[Objective] In the data below, repeat word for word everything from the line containing "switch-prefix: Wechseln zu [879,49,977,68]" down to the line containing "time: 08:48 Uhr [162,79,237,98]", with both of those lines included.

[Input data]
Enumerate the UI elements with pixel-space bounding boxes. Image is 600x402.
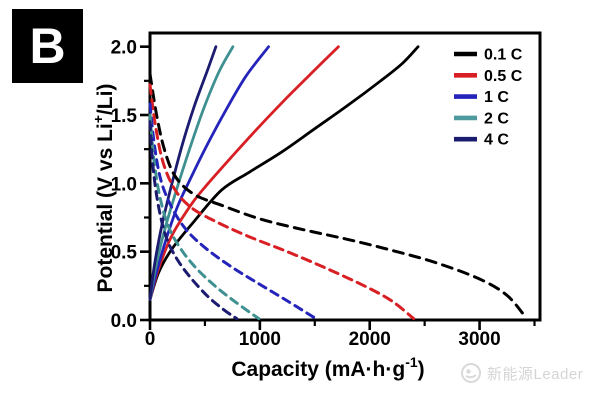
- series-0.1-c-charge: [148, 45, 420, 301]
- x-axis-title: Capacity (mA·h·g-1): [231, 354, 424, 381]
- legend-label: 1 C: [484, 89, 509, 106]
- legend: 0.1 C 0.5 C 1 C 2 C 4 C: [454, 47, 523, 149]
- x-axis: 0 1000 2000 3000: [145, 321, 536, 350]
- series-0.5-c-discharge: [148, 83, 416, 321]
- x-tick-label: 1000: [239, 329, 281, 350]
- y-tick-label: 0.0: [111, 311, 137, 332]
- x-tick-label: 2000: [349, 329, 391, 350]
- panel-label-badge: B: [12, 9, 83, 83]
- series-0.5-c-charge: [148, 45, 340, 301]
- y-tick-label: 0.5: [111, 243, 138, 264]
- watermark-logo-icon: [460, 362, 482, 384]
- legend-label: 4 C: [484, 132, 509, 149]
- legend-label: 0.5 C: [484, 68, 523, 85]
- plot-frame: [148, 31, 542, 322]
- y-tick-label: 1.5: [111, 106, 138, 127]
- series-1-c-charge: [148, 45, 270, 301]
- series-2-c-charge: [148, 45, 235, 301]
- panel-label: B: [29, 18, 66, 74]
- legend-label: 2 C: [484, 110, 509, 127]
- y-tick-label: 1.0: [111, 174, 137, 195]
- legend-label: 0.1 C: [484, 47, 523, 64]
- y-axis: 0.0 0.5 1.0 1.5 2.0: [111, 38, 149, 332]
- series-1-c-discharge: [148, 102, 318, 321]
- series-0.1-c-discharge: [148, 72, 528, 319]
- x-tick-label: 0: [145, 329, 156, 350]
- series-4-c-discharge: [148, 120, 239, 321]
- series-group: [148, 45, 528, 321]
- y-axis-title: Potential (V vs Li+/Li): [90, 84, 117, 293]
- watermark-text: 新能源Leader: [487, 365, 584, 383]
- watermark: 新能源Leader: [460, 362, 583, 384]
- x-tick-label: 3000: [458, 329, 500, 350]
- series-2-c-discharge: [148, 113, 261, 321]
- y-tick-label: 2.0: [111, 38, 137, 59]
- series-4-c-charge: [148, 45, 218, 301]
...
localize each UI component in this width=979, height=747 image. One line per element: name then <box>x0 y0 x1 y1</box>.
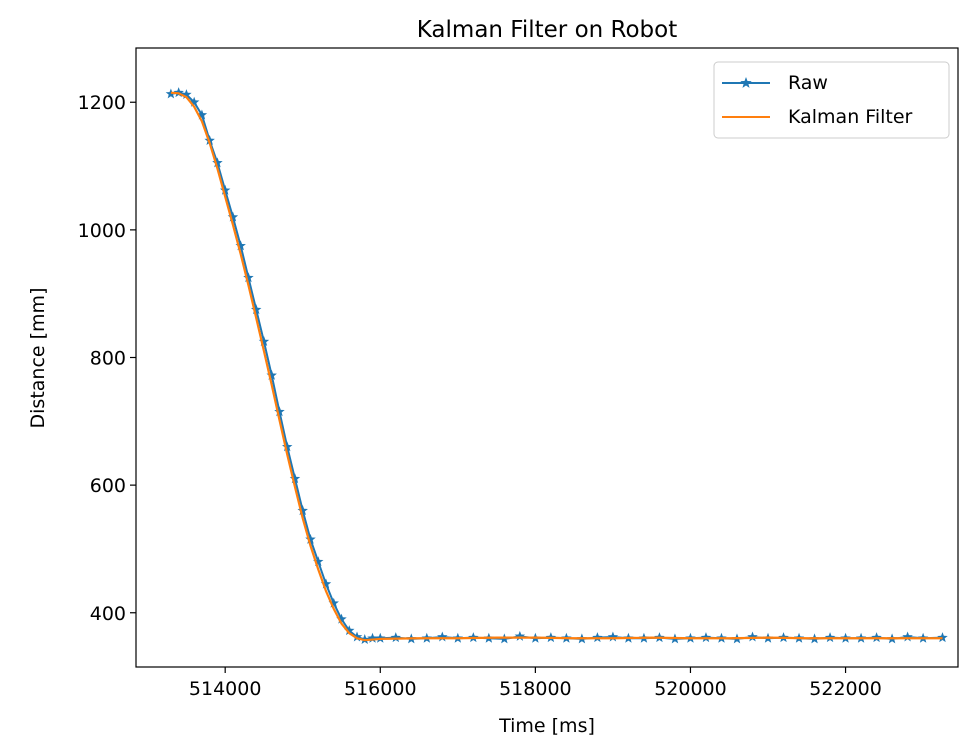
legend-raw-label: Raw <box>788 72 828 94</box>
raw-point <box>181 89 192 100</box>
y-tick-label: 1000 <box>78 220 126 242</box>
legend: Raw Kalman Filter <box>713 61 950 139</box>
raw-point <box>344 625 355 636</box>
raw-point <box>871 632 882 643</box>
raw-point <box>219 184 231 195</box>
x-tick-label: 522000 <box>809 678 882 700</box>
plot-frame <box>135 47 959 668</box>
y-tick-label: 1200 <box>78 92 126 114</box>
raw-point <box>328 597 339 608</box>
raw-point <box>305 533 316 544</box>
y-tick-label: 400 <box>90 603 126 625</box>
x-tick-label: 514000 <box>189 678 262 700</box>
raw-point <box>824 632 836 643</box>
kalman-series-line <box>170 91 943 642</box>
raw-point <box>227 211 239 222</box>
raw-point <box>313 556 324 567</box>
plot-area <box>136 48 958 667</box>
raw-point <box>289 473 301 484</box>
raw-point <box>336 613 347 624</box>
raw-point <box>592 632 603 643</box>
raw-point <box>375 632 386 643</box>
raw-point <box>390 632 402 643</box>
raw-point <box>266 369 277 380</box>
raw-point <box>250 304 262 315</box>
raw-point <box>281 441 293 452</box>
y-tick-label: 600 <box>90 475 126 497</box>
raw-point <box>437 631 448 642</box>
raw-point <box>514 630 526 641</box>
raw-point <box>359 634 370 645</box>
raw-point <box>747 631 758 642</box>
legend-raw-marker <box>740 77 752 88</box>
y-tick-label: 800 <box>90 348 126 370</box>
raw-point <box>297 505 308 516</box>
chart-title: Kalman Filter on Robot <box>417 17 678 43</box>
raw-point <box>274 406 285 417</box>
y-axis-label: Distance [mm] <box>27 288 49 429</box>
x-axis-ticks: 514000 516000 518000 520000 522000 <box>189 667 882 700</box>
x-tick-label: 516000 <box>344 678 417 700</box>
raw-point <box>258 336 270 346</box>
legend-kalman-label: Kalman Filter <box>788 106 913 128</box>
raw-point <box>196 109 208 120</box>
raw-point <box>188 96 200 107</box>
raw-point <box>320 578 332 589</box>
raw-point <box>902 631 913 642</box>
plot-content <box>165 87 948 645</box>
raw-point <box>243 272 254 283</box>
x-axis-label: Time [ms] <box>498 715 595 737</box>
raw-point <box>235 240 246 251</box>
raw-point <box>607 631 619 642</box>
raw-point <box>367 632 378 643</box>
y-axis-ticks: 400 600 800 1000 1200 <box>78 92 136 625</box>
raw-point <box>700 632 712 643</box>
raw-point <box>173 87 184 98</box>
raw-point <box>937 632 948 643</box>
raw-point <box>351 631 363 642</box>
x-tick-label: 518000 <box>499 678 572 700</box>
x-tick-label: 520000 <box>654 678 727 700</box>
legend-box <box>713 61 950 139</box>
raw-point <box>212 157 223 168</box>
--
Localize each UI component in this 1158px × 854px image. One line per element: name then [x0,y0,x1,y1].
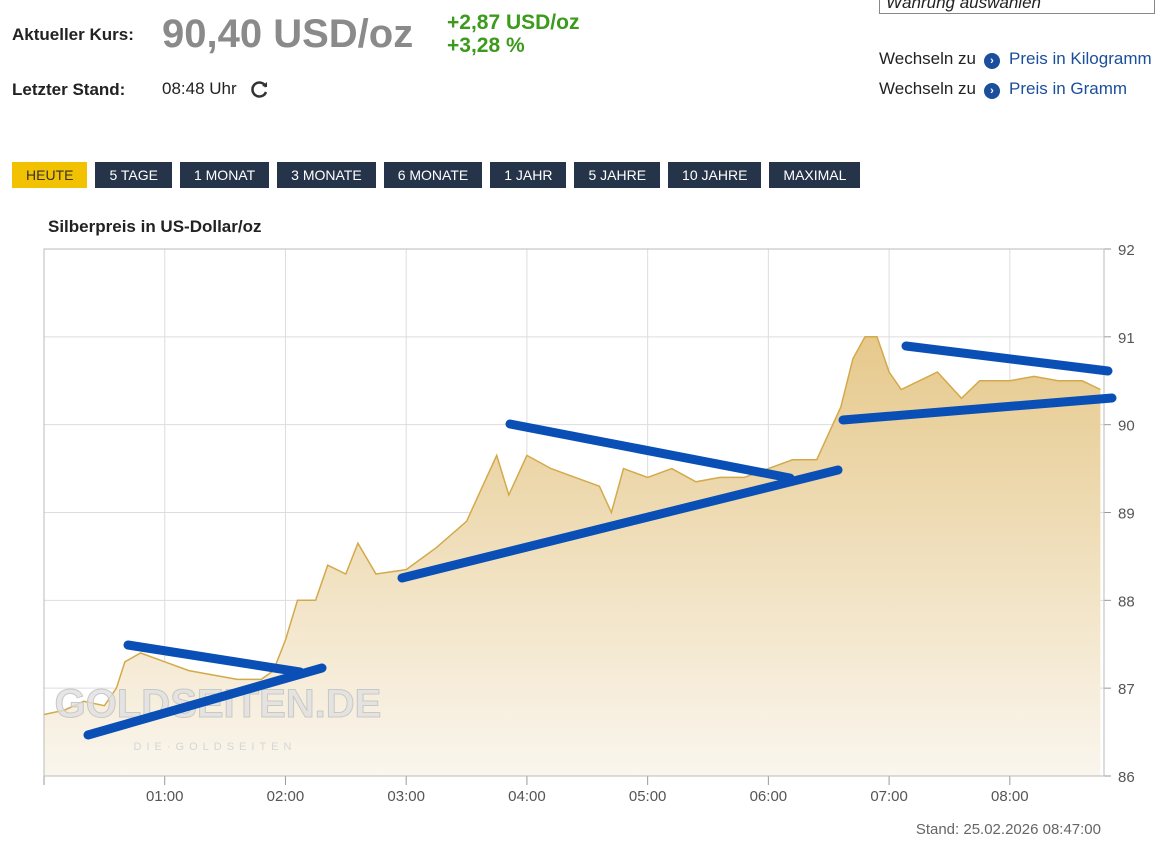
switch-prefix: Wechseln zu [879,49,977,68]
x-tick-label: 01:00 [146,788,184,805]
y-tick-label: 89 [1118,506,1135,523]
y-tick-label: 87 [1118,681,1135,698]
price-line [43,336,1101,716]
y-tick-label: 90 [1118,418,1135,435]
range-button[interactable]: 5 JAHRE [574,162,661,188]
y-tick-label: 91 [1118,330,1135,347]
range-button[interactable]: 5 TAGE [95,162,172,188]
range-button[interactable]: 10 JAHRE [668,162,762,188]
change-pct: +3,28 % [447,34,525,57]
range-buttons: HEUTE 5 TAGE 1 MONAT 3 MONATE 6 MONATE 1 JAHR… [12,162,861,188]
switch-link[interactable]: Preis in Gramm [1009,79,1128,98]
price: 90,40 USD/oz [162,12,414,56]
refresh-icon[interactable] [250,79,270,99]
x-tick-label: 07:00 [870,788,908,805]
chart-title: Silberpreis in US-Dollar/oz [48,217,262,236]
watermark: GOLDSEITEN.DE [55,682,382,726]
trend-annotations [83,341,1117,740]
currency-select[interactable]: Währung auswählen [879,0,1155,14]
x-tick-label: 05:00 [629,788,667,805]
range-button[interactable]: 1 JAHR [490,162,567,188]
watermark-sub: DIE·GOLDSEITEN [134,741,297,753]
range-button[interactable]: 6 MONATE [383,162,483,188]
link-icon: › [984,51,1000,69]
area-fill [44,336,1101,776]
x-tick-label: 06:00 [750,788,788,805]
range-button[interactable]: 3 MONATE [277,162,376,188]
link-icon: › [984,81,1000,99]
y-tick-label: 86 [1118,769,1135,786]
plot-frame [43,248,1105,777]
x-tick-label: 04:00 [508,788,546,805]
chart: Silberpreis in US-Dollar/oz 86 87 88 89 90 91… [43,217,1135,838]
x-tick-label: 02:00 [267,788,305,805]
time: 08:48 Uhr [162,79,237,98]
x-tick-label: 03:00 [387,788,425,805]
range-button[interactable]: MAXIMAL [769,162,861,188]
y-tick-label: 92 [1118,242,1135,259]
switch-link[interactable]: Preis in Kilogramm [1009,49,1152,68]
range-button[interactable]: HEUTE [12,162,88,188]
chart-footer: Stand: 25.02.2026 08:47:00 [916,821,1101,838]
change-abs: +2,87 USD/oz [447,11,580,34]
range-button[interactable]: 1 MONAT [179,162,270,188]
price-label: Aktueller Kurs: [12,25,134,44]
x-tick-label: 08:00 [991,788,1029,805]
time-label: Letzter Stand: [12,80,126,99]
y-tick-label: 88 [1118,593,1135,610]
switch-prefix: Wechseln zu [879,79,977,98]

[Written reply]
switch-prefix: Wechseln zu [879,49,977,68]
x-tick-label: 01:00 [146,788,184,805]
y-tick-label: 89 [1118,506,1135,523]
y-tick-label: 87 [1118,681,1135,698]
price-line [43,336,1101,716]
y-tick-label: 90 [1118,418,1135,435]
range-button[interactable]: 5 JAHRE [574,162,661,188]
y-tick-label: 91 [1118,330,1135,347]
range-button[interactable]: 5 TAGE [95,162,172,188]
range-button[interactable]: 10 JAHRE [668,162,762,188]
change-pct: +3,28 % [447,34,525,57]
range-buttons: HEUTE 5 TAGE 1 MONAT 3 MONATE 6 MONATE 1 JAHR… [12,162,861,188]
switch-link[interactable]: Preis in Gramm [1009,79,1128,98]
price: 90,40 USD/oz [162,12,414,56]
refresh-icon[interactable] [250,79,270,99]
x-tick-label: 07:00 [870,788,908,805]
chart-title: Silberpreis in US-Dollar/oz [48,217,262,236]
watermark: GOLDSEITEN.DE [55,682,382,726]
trend-annotations [83,341,1117,740]
currency-select[interactable]: Währung auswählen [879,0,1155,14]
x-tick-label: 05:00 [629,788,667,805]
range-button[interactable]: 1 JAHR [490,162,567,188]
watermark-sub: DIE·GOLDSEITEN [134,741,297,753]
range-button[interactable]: 6 MONATE [383,162,483,188]
link-icon: › [984,51,1000,69]
area-fill [44,336,1101,776]
x-tick-label: 06:00 [750,788,788,805]
range-button[interactable]: 3 MONATE [277,162,376,188]
link-icon: › [984,81,1000,99]
y-tick-label: 86 [1118,769,1135,786]
plot-frame [43,248,1105,777]
x-tick-label: 04:00 [508,788,546,805]
chart: Silberpreis in US-Dollar/oz 86 87 88 89 90 91… [43,217,1135,838]
x-tick-label: 02:00 [267,788,305,805]
time: 08:48 Uhr [162,79,237,98]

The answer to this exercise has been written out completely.